— start of RECORD EXTRACTS —

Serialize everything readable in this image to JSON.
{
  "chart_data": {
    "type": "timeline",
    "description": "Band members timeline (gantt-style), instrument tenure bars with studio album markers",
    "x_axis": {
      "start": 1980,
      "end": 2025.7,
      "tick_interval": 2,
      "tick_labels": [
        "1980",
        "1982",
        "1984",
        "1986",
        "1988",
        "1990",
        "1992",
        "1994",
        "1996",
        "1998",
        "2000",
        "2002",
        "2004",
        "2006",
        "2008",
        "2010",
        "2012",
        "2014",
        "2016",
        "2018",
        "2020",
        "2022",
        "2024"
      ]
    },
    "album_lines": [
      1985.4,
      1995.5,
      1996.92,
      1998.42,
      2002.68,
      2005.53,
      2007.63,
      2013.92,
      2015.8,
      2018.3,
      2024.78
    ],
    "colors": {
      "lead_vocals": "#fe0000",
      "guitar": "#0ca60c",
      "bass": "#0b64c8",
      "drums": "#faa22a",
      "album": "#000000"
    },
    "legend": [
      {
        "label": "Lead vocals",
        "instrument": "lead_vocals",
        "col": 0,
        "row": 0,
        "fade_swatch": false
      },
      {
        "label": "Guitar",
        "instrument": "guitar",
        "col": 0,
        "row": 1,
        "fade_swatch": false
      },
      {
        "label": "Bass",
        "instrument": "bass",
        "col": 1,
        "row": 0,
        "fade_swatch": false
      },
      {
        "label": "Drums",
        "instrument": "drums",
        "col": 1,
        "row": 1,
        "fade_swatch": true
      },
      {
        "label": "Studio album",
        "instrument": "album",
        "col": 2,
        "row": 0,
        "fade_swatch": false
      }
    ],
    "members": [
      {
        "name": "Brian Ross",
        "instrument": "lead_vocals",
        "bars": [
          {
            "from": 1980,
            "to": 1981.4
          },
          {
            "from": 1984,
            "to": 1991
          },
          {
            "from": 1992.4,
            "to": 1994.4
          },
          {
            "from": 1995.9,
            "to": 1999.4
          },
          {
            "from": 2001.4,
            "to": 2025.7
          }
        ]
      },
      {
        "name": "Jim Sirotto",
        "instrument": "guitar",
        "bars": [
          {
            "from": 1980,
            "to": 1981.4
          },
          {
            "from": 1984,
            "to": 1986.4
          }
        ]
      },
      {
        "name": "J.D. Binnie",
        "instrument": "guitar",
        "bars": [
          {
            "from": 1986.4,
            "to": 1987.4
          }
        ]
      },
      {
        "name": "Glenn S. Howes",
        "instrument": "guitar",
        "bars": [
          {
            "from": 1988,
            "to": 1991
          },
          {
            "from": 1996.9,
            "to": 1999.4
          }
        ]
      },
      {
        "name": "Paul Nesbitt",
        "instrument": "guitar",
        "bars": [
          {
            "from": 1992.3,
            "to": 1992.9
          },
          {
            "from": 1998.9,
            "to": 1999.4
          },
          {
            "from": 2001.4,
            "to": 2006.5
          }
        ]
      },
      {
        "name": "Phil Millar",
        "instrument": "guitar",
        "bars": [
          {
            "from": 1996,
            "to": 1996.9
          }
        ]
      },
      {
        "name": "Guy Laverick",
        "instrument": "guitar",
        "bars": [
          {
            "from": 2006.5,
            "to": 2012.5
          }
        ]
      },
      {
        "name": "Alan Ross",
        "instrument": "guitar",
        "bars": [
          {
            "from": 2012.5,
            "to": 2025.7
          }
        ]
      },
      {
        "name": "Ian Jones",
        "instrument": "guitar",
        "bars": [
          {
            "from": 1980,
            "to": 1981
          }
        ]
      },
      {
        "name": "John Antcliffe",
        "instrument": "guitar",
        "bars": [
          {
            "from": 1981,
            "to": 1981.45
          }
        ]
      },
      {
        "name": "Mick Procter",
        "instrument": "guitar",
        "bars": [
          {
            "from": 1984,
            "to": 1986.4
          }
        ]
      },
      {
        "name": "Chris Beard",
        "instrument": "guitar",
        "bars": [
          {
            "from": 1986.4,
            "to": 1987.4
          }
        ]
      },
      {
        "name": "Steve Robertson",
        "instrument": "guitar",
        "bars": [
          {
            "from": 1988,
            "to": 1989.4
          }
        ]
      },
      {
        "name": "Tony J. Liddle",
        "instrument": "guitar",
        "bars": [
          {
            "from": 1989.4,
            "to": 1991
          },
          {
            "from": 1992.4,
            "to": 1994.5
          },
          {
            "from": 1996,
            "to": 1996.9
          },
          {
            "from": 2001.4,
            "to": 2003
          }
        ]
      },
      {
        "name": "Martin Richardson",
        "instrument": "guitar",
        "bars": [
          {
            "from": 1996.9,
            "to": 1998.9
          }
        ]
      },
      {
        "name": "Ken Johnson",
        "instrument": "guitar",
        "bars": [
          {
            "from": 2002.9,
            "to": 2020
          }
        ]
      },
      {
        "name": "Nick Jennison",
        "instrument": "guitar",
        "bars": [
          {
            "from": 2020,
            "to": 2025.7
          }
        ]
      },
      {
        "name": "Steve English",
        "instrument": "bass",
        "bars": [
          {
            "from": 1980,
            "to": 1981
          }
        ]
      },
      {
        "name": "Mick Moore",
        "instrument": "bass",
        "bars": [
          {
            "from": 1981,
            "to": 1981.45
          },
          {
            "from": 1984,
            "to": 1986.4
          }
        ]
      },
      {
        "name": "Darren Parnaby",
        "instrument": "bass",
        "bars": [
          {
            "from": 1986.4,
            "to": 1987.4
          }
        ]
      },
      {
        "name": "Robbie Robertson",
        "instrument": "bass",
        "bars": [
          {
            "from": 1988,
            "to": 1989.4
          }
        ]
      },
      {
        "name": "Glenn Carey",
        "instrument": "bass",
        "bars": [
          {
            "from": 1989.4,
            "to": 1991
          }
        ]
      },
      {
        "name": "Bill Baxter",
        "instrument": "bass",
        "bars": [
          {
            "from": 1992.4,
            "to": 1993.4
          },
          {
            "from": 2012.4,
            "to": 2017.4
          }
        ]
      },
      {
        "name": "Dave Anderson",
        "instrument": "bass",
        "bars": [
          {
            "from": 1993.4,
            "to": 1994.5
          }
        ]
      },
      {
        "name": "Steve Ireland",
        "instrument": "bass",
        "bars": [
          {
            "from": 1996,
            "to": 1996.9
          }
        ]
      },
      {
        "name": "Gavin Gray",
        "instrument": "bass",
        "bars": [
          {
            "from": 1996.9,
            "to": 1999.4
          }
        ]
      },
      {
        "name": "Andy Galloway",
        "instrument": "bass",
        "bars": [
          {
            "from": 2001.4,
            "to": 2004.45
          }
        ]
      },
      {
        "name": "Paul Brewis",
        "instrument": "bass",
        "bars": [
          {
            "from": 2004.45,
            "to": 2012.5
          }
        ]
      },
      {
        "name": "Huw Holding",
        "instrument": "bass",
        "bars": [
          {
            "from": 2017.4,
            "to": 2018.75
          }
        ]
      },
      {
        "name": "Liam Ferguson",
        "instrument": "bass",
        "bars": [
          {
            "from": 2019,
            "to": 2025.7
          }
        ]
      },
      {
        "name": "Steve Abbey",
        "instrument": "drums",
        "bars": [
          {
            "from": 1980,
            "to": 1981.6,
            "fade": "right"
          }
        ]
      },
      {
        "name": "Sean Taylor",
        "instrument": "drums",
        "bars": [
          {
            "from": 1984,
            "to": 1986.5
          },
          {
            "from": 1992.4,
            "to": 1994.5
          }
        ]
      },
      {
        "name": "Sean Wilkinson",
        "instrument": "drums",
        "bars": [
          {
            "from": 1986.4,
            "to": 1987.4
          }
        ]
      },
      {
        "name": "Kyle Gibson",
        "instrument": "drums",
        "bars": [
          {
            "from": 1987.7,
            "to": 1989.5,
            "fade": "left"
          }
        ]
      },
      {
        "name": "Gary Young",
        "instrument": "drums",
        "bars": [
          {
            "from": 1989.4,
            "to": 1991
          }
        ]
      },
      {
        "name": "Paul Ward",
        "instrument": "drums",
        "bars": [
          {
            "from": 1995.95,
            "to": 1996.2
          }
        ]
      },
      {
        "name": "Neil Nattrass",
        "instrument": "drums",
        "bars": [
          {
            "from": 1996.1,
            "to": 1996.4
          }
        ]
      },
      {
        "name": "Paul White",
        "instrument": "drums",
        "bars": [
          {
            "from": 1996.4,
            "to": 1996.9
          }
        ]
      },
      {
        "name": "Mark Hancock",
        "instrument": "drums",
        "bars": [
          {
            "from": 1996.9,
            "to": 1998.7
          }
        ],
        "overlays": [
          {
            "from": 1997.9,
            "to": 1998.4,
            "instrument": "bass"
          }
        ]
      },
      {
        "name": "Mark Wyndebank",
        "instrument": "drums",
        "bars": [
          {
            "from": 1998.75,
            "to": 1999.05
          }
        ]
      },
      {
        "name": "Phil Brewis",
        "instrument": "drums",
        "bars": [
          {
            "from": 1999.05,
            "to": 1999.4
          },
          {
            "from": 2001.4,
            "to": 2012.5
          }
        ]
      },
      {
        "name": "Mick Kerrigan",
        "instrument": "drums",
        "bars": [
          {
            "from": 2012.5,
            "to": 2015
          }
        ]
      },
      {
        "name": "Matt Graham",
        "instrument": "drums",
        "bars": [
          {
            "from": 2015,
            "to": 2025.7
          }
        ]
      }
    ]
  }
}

— end of RECORD EXTRACTS —
— start of RECORD EXTRACTS —

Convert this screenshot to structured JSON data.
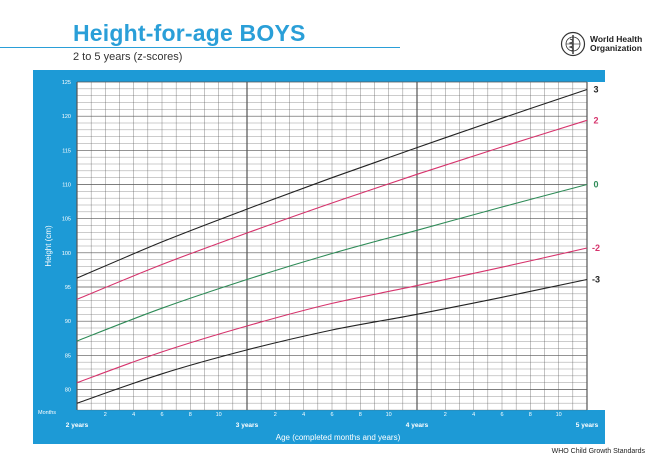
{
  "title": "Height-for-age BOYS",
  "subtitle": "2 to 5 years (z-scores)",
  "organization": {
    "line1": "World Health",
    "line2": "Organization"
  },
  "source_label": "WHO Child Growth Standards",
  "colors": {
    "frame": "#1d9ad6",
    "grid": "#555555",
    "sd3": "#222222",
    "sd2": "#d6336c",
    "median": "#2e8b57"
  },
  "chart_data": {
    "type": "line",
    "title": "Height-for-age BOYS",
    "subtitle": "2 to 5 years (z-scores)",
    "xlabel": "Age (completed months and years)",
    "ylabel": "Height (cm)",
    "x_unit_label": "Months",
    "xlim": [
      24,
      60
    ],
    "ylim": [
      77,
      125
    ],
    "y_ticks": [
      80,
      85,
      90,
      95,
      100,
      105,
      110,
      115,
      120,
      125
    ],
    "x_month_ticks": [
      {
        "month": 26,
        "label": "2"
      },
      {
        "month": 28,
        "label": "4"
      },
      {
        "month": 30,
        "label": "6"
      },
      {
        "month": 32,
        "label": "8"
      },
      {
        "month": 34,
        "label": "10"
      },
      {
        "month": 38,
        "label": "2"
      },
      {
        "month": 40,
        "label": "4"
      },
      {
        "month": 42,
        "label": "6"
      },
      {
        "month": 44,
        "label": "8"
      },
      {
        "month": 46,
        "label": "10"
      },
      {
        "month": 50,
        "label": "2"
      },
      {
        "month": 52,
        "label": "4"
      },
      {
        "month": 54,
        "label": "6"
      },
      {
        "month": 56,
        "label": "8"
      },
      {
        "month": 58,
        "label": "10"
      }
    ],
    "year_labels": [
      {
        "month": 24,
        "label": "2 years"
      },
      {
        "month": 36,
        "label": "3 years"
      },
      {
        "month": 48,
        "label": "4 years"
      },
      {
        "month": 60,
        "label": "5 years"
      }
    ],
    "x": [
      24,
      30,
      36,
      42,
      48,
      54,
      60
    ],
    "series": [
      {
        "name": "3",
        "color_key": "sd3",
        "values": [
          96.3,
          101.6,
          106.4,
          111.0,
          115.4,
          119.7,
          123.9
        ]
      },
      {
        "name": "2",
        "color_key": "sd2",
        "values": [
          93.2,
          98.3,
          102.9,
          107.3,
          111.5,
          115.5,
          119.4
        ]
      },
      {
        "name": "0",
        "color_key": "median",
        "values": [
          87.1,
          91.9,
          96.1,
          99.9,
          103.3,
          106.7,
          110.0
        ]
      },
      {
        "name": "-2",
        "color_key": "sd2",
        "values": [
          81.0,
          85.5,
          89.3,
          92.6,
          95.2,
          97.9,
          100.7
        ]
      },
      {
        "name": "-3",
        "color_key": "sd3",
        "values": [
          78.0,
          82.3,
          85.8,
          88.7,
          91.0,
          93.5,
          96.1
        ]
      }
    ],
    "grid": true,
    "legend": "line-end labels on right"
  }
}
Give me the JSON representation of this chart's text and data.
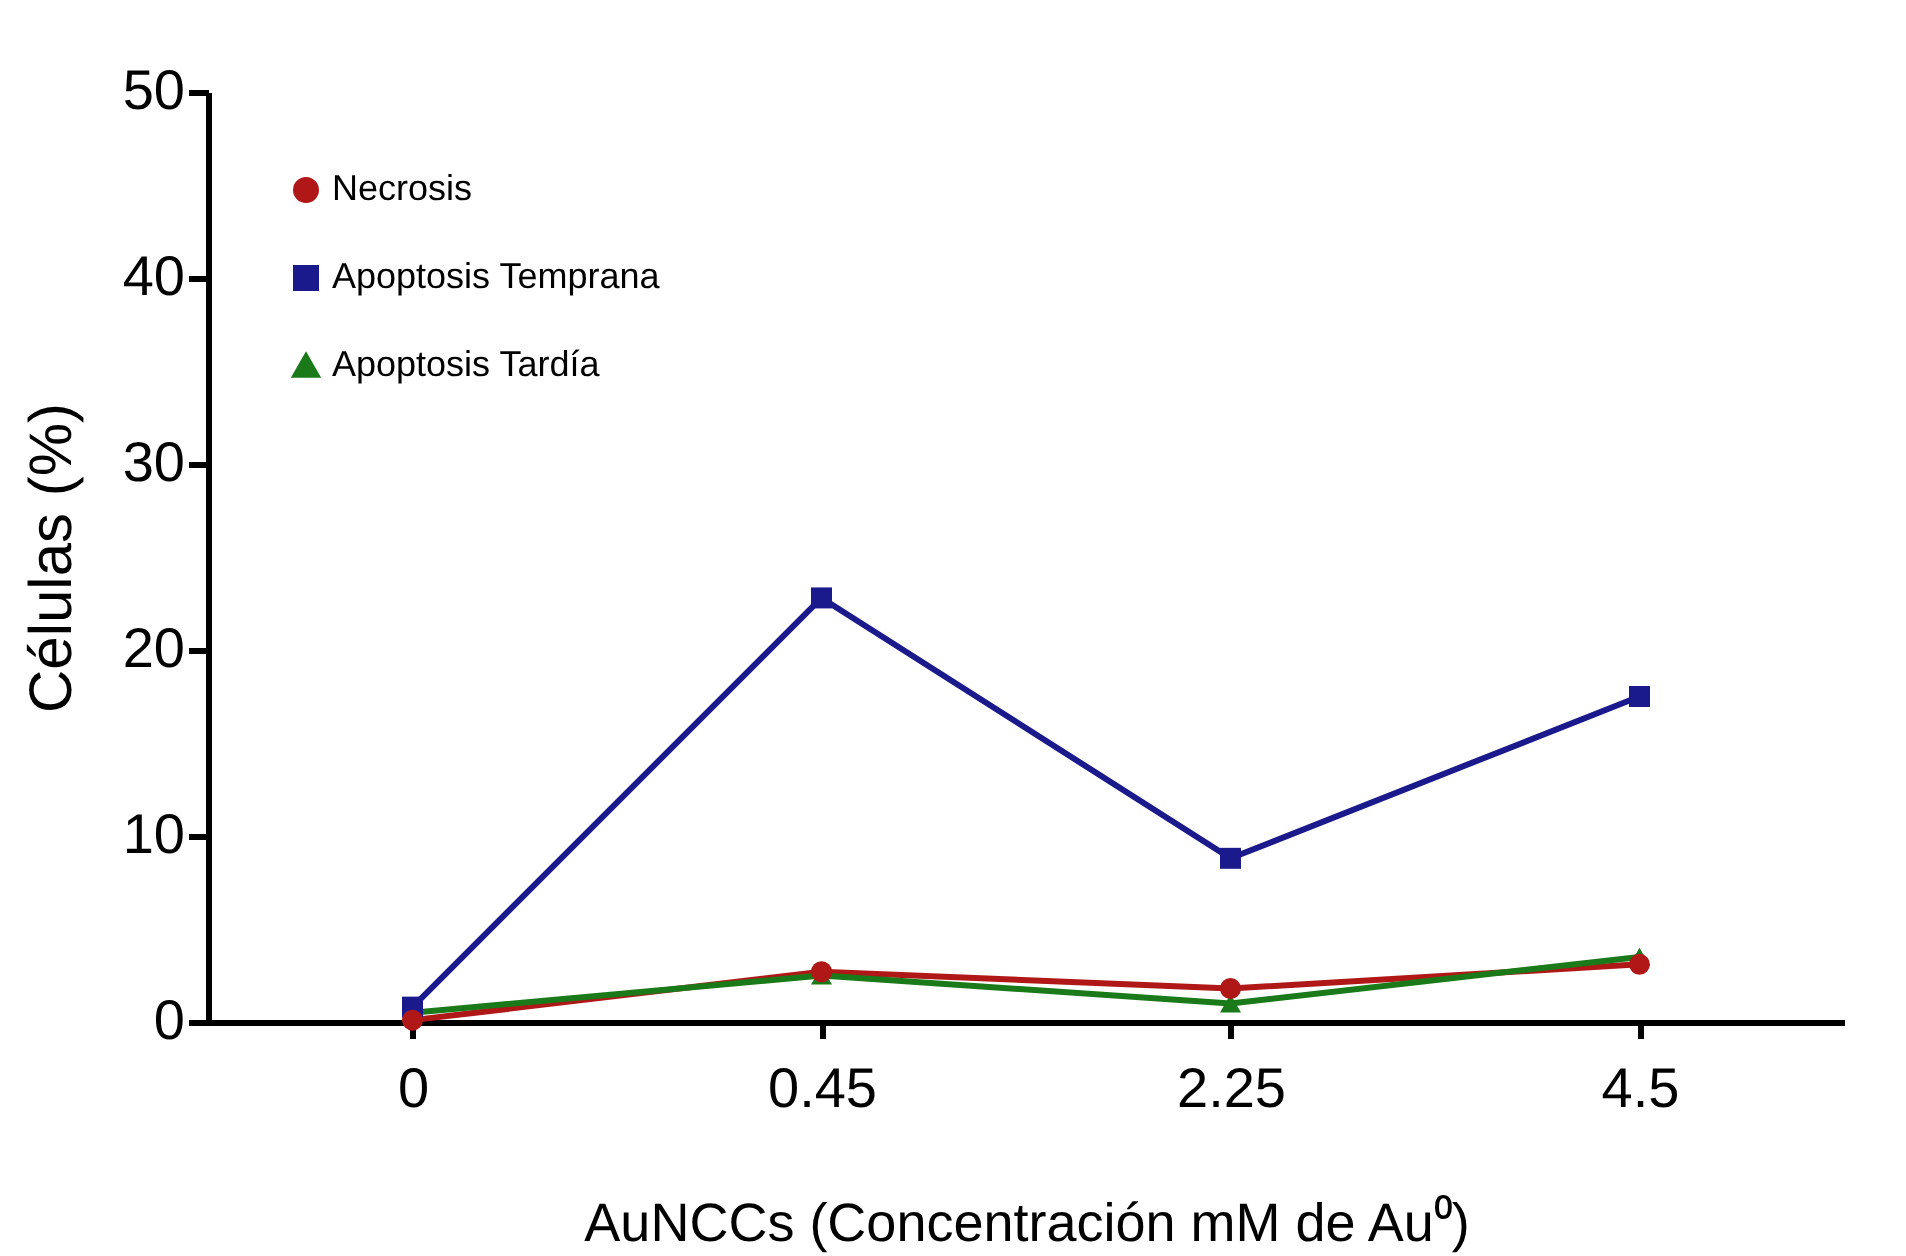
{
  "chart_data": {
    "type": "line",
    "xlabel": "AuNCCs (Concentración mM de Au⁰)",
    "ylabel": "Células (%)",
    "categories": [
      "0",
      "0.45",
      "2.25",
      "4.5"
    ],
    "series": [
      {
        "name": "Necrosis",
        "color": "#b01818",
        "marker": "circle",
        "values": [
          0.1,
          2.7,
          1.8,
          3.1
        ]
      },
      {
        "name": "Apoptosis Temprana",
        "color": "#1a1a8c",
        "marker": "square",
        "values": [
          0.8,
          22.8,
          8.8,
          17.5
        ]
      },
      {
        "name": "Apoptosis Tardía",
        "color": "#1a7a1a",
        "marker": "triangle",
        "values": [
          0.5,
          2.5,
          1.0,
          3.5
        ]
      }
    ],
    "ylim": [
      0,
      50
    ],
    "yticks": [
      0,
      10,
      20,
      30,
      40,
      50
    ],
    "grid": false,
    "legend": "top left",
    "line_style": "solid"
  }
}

— end of RECORD EXTRACTS —
— start of RECORD EXTRACTS —

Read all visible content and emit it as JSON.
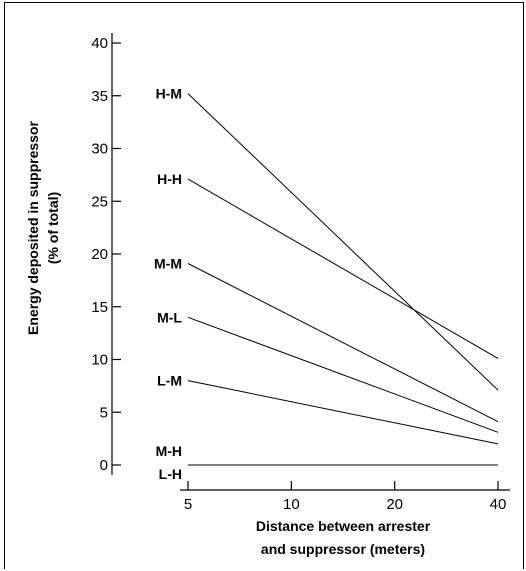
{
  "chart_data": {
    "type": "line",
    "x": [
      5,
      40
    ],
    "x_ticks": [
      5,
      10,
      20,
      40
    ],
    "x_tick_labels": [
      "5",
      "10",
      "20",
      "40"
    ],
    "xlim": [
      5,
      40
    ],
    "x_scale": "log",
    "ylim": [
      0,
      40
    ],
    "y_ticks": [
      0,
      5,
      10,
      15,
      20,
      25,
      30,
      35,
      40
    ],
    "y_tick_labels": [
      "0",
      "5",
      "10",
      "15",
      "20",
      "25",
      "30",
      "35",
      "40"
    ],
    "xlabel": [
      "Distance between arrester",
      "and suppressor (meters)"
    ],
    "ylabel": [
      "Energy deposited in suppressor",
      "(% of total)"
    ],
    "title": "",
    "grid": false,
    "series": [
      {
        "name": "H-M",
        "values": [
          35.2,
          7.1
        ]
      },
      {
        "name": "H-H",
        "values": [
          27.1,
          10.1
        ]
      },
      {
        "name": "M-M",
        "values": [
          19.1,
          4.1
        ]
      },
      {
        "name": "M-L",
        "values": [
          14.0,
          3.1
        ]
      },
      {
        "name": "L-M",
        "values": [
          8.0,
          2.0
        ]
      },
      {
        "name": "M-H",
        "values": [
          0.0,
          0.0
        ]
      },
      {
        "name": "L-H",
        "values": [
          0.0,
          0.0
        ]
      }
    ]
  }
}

— end of RECORD EXTRACTS —

#### [STATED GOAL]
Go through the entries above and pull out each line with "xlabel" in it.

#### [WRITTEN ANSWER]
    "xlabel": "Age (completed months and years)",
    "xlabel": "AuNCCs (Concentración mM de Au⁰)",
    "xlabel": [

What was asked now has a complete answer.